**Trecho:**
_ _ _ _

Título: Coutinho sugere consolidação do setor siderúrgico
Autor: Romero , Cristiano
Fonte: Valor Econômico, 22/09/2009, Brasil, p. A3

A siderurgia brasileira precisa sair da inércia e adotar uma nova estratégia, com vistas a crescer e conquistar o mundo. É um setor da economia brasileira fortemente exportador, mas que ainda não possui uma empresa sequer de porte internacional. A avaliação é do presidente do Banco Nacional de Desenvolvimento Econômico e Social (BNDES), Luciano Coutinho, principal formulador das políticas de desenvolvimento do governo Lula.

"A siderurgia brasileira está devendo ao país uma atuação mais afirmativa", disse Coutinho nesta entrevista ao Valor. Ele defendeu a Vale, criticada pelo presidente Luiz Inácio Lula da Silva por não investir em projetos siderúrgicos no Brasil. Segundo o presidente do BNDES, a Vale tem parcerias com empresas estrangeiras, porque "as nacionais não se apresentam".

"Gostaria de fazer essa ponderação e de convidar a siderurgia brasileira a adotar uma postura estratégica nova", provocou Coutinho, sugerindo que o setor necessita passar por um processo de consolidação, rejeitado pelos acionistas das companhias que atuam no setor. O presidente do BNDES defendeu a criação, com ajuda do governo, de empresas campeãs nacionais em várias áreas. "Eu diria que o Brasil precisa ter campeãs mundiais. Pelo seu peso, a economia brasileira tem condições inigualáveis de competitividade em algumas cadeias."

Coutinho previu que, para que o Brasil possa crescer sem inflação nos próximos quatro anos, a taxa de investimento da economia terá que chegar a 25% do PIB - hoje, está em 15,71%. Ele explicou que, para atender a essa necessidade de investimento, o BNDES está dobrando de tamanho e, por essa razão, precisa contar com novas fontes de financiamento, tema que já está sendo tratado, inclusive, com o presidente Lula. Ele contou que o plano é entregar ao sucessor de Lula, em 2011, um banco maior e com fontes asseguradas de recursos.

Valor: O BNDES tem ajudado a consolidar algumas empresas e setores da economia, como os de celulose e telefonia. Está por trás disso a ideia de que o país precisa ter campeãs nacionais?

Luciano Coutinho: Eu diria que o Brasil precisa ter campeãs mundiais. Pelo seu peso, a economia brasileira tem condições inigualáveis de competitividade em algumas cadeias. O país já desenvolveu empresas muito competentes. É natural a sua projeção no espaço global. Mas o Brasil dispõe, relativamente ao seu tamanho e potencial, de poucas empresas de classe mundial. É absolutamente natural que, na expansão dessas empresas, o BNDES, em condições de mercado, possa apoiar essas oportunidades. Obviamente, não há nada de artificial nesse processo, uma vez que ele corresponde ao desenvolvimento de competências inegáveis. Não há aqui um processo artificial de fabricação de empresas. O que há é que empresas que se revelaram altamente competitivas são apoiadas pelo BNDES. Está na política industrial do governo permitir o desenvolvimento de atores globais brasileiros, com escala mundial.

_ _ _ _

**Tarefa A:**
Responda com base no trecho:
(i) Em que percentual do PIB está hoje a taxa de investimento da economia?
(ii) Segundo Coutinho, por que a Vale mantém parcerias com empresas estrangeiras?
(iii) A quem o plano prevê entregar um banco maior, e em que ano?
**Tarefa B:**
Transcreva do trecho, sem nenhuma alteração, a passagem de "A siderurgia brasileira precisa" a "do governo Lula.".
A listagem provém de outra fonte.

**Dados fornecidos:**
_ _ _ _

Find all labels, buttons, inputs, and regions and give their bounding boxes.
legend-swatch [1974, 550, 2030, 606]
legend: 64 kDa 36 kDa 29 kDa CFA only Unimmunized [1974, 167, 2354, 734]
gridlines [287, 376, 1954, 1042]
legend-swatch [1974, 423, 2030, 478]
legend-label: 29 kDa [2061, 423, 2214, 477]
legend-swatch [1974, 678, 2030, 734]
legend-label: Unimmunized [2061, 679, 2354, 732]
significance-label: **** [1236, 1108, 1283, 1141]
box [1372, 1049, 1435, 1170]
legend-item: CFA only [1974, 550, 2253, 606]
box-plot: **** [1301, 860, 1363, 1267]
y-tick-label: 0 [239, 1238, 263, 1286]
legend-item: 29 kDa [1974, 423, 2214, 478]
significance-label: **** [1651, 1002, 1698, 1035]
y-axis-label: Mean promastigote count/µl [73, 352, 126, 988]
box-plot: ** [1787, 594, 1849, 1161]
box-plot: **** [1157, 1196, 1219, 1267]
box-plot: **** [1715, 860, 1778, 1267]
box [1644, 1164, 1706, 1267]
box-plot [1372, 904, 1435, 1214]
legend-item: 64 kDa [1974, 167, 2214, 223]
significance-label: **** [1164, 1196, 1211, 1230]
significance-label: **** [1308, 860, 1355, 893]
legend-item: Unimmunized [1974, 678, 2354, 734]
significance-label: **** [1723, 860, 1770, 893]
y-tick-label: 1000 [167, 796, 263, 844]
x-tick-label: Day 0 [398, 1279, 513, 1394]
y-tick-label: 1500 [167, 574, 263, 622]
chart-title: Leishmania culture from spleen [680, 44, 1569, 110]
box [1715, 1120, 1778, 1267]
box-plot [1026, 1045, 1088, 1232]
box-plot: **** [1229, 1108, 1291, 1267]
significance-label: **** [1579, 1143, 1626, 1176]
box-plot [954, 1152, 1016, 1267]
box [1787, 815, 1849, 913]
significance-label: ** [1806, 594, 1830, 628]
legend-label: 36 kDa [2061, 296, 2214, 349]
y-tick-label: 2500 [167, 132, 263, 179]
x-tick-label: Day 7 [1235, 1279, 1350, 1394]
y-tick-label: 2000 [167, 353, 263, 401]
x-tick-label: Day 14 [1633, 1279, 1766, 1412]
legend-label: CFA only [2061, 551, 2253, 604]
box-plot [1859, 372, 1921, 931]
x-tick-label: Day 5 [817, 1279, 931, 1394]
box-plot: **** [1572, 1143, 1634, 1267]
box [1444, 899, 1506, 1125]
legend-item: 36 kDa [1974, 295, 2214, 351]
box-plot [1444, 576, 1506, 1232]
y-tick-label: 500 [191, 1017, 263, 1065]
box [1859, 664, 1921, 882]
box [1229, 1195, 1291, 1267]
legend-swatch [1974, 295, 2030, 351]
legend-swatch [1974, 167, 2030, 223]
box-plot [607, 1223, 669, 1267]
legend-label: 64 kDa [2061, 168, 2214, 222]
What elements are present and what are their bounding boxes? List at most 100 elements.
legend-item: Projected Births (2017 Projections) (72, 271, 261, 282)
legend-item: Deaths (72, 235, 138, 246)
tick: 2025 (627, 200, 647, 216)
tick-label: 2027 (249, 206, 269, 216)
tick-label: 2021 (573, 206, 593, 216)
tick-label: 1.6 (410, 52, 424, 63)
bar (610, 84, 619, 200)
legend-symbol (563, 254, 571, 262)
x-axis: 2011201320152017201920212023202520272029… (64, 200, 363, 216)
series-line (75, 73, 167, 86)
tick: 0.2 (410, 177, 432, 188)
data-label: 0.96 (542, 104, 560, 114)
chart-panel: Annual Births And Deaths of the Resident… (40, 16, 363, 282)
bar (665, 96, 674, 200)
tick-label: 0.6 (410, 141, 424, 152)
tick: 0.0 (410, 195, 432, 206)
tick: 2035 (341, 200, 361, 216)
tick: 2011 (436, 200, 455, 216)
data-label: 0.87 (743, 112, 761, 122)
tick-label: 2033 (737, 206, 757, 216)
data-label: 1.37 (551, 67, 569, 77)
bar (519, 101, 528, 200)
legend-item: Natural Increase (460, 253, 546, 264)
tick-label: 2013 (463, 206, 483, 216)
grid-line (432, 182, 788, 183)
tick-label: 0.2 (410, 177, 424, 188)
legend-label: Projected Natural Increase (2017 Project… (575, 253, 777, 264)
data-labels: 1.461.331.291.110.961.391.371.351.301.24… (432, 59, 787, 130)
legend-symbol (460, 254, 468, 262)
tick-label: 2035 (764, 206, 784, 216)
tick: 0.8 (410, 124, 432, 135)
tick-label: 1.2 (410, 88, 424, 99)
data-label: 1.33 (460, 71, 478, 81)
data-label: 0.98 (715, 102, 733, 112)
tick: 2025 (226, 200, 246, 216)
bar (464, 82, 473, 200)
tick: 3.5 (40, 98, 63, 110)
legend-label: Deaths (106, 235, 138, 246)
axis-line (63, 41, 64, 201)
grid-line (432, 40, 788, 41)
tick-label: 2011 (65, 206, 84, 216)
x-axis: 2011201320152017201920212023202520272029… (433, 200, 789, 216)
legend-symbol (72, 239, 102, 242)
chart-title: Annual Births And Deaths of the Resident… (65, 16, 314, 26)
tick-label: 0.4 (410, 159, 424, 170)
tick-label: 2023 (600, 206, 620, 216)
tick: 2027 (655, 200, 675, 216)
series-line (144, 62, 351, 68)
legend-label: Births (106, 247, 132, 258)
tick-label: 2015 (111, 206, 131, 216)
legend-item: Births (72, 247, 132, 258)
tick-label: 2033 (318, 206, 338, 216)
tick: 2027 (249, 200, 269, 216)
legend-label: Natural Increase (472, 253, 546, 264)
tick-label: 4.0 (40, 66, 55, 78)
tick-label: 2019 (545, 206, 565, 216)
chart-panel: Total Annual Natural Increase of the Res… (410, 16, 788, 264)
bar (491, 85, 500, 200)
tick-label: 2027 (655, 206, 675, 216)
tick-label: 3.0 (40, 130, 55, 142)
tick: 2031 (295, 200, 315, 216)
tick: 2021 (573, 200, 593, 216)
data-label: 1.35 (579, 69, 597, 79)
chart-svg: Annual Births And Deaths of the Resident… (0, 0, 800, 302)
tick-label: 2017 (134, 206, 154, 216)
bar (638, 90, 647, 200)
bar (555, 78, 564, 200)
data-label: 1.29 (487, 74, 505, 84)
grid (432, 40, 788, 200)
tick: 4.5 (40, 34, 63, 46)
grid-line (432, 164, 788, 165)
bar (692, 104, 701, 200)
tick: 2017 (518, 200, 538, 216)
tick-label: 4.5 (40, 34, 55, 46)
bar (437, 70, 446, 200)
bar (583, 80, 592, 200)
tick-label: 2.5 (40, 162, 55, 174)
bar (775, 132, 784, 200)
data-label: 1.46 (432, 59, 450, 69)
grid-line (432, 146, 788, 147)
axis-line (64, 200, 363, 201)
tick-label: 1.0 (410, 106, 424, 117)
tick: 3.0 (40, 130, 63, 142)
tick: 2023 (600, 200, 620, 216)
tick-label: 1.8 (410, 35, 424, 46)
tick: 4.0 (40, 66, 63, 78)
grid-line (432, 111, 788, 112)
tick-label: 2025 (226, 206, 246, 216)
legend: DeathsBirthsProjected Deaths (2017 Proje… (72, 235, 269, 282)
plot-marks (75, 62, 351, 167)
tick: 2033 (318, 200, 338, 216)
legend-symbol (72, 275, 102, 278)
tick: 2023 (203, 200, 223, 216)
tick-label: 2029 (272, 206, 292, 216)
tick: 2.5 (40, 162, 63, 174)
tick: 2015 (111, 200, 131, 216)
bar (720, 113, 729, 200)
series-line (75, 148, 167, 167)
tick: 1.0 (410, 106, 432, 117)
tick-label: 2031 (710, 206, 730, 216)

_ _ _ _

**Resposta redigida A:**
(i) Em 15,71% do PIB.
(ii) Porque "as nacionais não se apresentam".
(iii) Ao sucessor de Lula, em 2011.

**Resposta redigida B:**
A siderurgia brasileira precisa sair da inércia e adotar uma nova estratégia, com vistas a crescer e conquistar o mundo. É um setor da economia brasileira fortemente exportador, mas que ainda não possui uma empresa sequer de porte internacional. A avaliação é do presidente do Banco Nacional de Desenvolvimento Econômico e Social (BNDES), Luciano Coutinho, principal formulador das políticas de desenvolvimento do governo Lula.